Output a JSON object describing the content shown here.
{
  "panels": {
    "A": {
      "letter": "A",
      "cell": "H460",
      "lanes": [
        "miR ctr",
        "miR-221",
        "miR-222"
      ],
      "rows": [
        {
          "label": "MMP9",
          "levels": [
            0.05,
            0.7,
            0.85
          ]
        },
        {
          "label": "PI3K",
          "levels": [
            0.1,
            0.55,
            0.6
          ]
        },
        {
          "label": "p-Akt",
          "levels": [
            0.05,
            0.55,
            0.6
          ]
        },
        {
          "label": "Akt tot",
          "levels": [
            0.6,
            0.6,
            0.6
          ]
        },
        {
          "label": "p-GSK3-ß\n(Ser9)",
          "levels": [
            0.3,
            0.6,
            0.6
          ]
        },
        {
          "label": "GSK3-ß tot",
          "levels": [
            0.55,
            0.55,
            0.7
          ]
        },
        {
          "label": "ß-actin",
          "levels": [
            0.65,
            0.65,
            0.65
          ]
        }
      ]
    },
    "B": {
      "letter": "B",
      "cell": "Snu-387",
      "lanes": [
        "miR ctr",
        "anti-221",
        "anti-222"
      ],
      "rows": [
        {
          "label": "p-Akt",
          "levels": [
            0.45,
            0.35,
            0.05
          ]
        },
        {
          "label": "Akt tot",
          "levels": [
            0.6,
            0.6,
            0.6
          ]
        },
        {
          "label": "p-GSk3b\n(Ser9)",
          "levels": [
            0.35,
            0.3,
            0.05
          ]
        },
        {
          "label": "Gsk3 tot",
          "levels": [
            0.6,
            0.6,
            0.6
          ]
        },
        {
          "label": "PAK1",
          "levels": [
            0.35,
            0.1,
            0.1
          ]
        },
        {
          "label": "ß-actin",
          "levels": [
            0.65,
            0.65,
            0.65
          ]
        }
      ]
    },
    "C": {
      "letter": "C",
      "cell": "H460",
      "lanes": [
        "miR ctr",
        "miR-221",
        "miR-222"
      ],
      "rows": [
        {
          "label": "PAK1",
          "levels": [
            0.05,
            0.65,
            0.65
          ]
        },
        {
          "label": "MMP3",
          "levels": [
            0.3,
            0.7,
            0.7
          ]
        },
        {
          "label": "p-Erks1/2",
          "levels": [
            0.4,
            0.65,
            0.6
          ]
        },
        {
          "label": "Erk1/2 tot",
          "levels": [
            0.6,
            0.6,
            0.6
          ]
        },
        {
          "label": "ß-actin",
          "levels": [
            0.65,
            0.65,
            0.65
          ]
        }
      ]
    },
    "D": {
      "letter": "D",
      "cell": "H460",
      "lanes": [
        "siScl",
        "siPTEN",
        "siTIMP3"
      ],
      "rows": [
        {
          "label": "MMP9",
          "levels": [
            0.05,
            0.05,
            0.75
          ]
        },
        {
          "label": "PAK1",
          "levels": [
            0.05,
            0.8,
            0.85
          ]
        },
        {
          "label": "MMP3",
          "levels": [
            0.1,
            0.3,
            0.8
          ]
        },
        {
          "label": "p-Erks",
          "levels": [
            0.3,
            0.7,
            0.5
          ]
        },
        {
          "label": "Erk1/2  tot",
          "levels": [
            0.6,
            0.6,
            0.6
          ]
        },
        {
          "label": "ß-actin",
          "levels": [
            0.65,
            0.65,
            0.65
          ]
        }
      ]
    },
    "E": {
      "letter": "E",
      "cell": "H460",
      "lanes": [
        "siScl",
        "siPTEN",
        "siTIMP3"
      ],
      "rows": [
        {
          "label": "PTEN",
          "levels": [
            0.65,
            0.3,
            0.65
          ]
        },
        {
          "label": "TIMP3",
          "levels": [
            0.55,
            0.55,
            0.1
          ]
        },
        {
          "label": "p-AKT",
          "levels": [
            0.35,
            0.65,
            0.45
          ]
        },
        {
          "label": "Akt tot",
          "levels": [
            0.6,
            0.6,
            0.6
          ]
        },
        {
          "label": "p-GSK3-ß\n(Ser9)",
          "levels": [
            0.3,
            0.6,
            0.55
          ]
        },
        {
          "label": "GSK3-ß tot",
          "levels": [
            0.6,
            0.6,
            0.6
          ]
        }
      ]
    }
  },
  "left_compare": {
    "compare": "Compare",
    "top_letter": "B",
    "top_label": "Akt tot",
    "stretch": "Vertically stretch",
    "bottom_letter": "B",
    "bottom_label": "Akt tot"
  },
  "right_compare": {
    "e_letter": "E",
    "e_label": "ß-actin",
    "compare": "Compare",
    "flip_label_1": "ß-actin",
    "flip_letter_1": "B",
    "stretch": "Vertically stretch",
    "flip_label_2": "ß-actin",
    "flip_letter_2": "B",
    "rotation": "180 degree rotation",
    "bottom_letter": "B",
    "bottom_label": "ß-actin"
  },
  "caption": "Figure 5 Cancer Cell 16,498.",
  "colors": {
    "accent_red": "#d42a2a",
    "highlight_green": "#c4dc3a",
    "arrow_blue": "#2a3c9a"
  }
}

WHAT TO DO. Exactly reproduce every line of the data above.

CORRECT RESULT.
Output a JSON object describing the content shown here.
{
  "panels": {
    "A": {
      "letter": "A",
      "cell": "H460",
      "lanes": [
        "miR ctr",
        "miR-221",
        "miR-222"
      ],
      "rows": [
        {
          "label": "MMP9",
          "levels": [
            0.05,
            0.7,
            0.85
          ]
        },
        {
          "label": "PI3K",
          "levels": [
            0.1,
            0.55,
            0.6
          ]
        },
        {
          "label": "p-Akt",
          "levels": [
            0.05,
            0.55,
            0.6
          ]
        },
        {
          "label": "Akt tot",
          "levels": [
            0.6,
            0.6,
            0.6
          ]
        },
        {
          "label": "p-GSK3-ß\n(Ser9)",
          "levels": [
            0.3,
            0.6,
            0.6
          ]
        },
        {
          "label": "GSK3-ß tot",
          "levels": [
            0.55,
            0.55,
            0.7
          ]
        },
        {
          "label": "ß-actin",
          "levels": [
            0.65,
            0.65,
            0.65
          ]
        }
      ]
    },
    "B": {
      "letter": "B",
      "cell": "Snu-387",
      "lanes": [
        "miR ctr",
        "anti-221",
        "anti-222"
      ],
      "rows": [
        {
          "label": "p-Akt",
          "levels": [
            0.45,
            0.35,
            0.05
          ]
        },
        {
          "label": "Akt tot",
          "levels": [
            0.6,
            0.6,
            0.6
          ]
        },
        {
          "label": "p-GSk3b\n(Ser9)",
          "levels": [
            0.35,
            0.3,
            0.05
          ]
        },
        {
          "label": "Gsk3 tot",
          "levels": [
            0.6,
            0.6,
            0.6
          ]
        },
        {
          "label": "PAK1",
          "levels": [
            0.35,
            0.1,
            0.1
          ]
        },
        {
          "label": "ß-actin",
          "levels": [
            0.65,
            0.65,
            0.65
          ]
        }
      ]
    },
    "C": {
      "letter": "C",
      "cell": "H460",
      "lanes": [
        "miR ctr",
        "miR-221",
        "miR-222"
      ],
      "rows": [
        {
          "label": "PAK1",
          "levels": [
            0.05,
            0.65,
            0.65
          ]
        },
        {
          "label": "MMP3",
          "levels": [
            0.3,
            0.7,
            0.7
          ]
        },
        {
          "label": "p-Erks1/2",
          "levels": [
            0.4,
            0.65,
            0.6
          ]
        },
        {
          "label": "Erk1/2 tot",
          "levels": [
            0.6,
            0.6,
            0.6
          ]
        },
        {
          "label": "ß-actin",
          "levels": [
            0.65,
            0.65,
            0.65
          ]
        }
      ]
    },
    "D": {
      "letter": "D",
      "cell": "H460",
      "lanes": [
        "siScl",
        "siPTEN",
        "siTIMP3"
      ],
      "rows": [
        {
          "label": "MMP9",
          "levels": [
            0.05,
            0.05,
            0.75
          ]
        },
        {
          "label": "PAK1",
          "levels": [
            0.05,
            0.8,
            0.85
          ]
        },
        {
          "label": "MMP3",
          "levels": [
            0.1,
            0.3,
            0.8
          ]
        },
        {
          "label": "p-Erks",
          "levels": [
            0.3,
            0.7,
            0.5
          ]
        },
        {
          "label": "Erk1/2  tot",
          "levels": [
            0.6,
            0.6,
            0.6
          ]
        },
        {
          "label": "ß-actin",
          "levels": [
            0.65,
            0.65,
            0.65
          ]
        }
      ]
    },
    "E": {
      "letter": "E",
      "cell": "H460",
      "lanes": [
        "siScl",
        "siPTEN",
        "siTIMP3"
      ],
      "rows": [
        {
          "label": "PTEN",
          "levels": [
            0.65,
            0.3,
            0.65
          ]
        },
        {
          "label": "TIMP3",
          "levels": [
            0.55,
            0.55,
            0.1
          ]
        },
        {
          "label": "p-AKT",
          "levels": [
            0.35,
            0.65,
            0.45
          ]
        },
        {
          "label": "Akt tot",
          "levels": [
            0.6,
            0.6,
            0.6
          ]
        },
        {
          "label": "p-GSK3-ß\n(Ser9)",
          "levels": [
            0.3,
            0.6,
            0.55
          ]
        },
        {
          "label": "GSK3-ß tot",
          "levels": [
            0.6,
            0.6,
            0.6
          ]
        }
      ]
    }
  },
  "left_compare": {
    "compare": "Compare",
    "top_letter": "B",
    "top_label": "Akt tot",
    "stretch": "Vertically stretch",
    "bottom_letter": "B",
    "bottom_label": "Akt tot"
  },
  "right_compare": {
    "e_letter": "E",
    "e_label": "ß-actin",
    "compare": "Compare",
    "flip_label_1": "ß-actin",
    "flip_letter_1": "B",
    "stretch": "Vertically stretch",
    "flip_label_2": "ß-actin",
    "flip_letter_2": "B",
    "rotation": "180 degree rotation",
    "bottom_letter": "B",
    "bottom_label": "ß-actin"
  },
  "caption": "Figure 5 Cancer Cell 16,498.",
  "colors": {
    "accent_red": "#d42a2a",
    "highlight_green": "#c4dc3a",
    "arrow_blue": "#2a3c9a"
  }
}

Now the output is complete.